**REQUEST**
Can you quote the records below in full, word for word?

A run of records
>> START

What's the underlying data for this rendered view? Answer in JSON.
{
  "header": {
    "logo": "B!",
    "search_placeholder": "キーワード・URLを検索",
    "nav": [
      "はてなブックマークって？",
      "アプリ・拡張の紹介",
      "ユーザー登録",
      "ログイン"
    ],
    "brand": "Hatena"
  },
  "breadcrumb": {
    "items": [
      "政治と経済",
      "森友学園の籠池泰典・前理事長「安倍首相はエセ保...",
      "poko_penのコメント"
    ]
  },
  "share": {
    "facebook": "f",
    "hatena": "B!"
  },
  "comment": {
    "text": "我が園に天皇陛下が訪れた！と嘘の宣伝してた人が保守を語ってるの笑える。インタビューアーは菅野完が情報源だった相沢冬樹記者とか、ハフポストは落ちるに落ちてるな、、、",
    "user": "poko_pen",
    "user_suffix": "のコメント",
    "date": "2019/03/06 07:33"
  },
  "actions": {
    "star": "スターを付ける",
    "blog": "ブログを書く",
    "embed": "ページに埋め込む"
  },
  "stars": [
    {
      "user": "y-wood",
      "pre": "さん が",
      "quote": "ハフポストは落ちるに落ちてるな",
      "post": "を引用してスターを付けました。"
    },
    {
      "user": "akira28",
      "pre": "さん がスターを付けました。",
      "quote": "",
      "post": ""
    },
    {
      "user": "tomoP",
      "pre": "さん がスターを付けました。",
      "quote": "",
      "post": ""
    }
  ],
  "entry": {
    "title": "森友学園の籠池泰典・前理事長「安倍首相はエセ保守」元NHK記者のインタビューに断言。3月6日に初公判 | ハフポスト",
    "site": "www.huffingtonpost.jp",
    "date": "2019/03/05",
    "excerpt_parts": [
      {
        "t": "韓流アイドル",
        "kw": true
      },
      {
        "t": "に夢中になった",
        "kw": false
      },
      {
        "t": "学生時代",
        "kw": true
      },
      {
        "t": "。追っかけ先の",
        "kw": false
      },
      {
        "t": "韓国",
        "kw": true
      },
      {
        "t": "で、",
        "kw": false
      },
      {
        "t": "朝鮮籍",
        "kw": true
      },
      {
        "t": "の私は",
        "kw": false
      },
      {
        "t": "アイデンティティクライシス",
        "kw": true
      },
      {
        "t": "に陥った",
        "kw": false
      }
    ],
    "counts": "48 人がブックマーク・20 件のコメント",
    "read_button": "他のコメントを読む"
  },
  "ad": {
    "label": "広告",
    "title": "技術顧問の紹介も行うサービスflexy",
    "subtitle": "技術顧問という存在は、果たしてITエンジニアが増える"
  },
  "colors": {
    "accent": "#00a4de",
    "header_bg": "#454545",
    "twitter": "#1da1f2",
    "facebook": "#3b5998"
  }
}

>> END

**WORKED ANSWER**
What's the underlying data for this rendered view? Answer in JSON.
{
  "header": {
    "logo": "B!",
    "search_placeholder": "キーワード・URLを検索",
    "nav": [
      "はてなブックマークって？",
      "アプリ・拡張の紹介",
      "ユーザー登録",
      "ログイン"
    ],
    "brand": "Hatena"
  },
  "breadcrumb": {
    "items": [
      "政治と経済",
      "森友学園の籠池泰典・前理事長「安倍首相はエセ保...",
      "poko_penのコメント"
    ]
  },
  "share": {
    "facebook": "f",
    "hatena": "B!"
  },
  "comment": {
    "text": "我が園に天皇陛下が訪れた！と嘘の宣伝してた人が保守を語ってるの笑える。インタビューアーは菅野完が情報源だった相沢冬樹記者とか、ハフポストは落ちるに落ちてるな、、、",
    "user": "poko_pen",
    "user_suffix": "のコメント",
    "date": "2019/03/06 07:33"
  },
  "actions": {
    "star": "スターを付ける",
    "blog": "ブログを書く",
    "embed": "ページに埋め込む"
  },
  "stars": [
    {
      "user": "y-wood",
      "pre": "さん が",
      "quote": "ハフポストは落ちるに落ちてるな",
      "post": "を引用してスターを付けました。"
    },
    {
      "user": "akira28",
      "pre": "さん がスターを付けました。",
      "quote": "",
      "post": ""
    },
    {
      "user": "tomoP",
      "pre": "さん がスターを付けました。",
      "quote": "",
      "post": ""
    }
  ],
  "entry": {
    "title": "森友学園の籠池泰典・前理事長「安倍首相はエセ保守」元NHK記者のインタビューに断言。3月6日に初公判 | ハフポスト",
    "site": "www.huffingtonpost.jp",
    "date": "2019/03/05",
    "excerpt_parts": [
      {
        "t": "韓流アイドル",
        "kw": true
      },
      {
        "t": "に夢中になった",
        "kw": false
      },
      {
        "t": "学生時代",
        "kw": true
      },
      {
        "t": "。追っかけ先の",
        "kw": false
      },
      {
        "t": "韓国",
        "kw": true
      },
      {
        "t": "で、",
        "kw": false
      },
      {
        "t": "朝鮮籍",
        "kw": true
      },
      {
        "t": "の私は",
        "kw": false
      },
      {
        "t": "アイデンティティクライシス",
        "kw": true
      },
      {
        "t": "に陥った",
        "kw": false
      }
    ],
    "counts": "48 人がブックマーク・20 件のコメント",
    "read_button": "他のコメントを読む"
  },
  "ad": {
    "label": "広告",
    "title": "技術顧問の紹介も行うサービスflexy",
    "subtitle": "技術顧問という存在は、果たしてITエンジニアが増える"
  },
  "colors": {
    "accent": "#00a4de",
    "header_bg": "#454545",
    "twitter": "#1da1f2",
    "facebook": "#3b5998"
  }
}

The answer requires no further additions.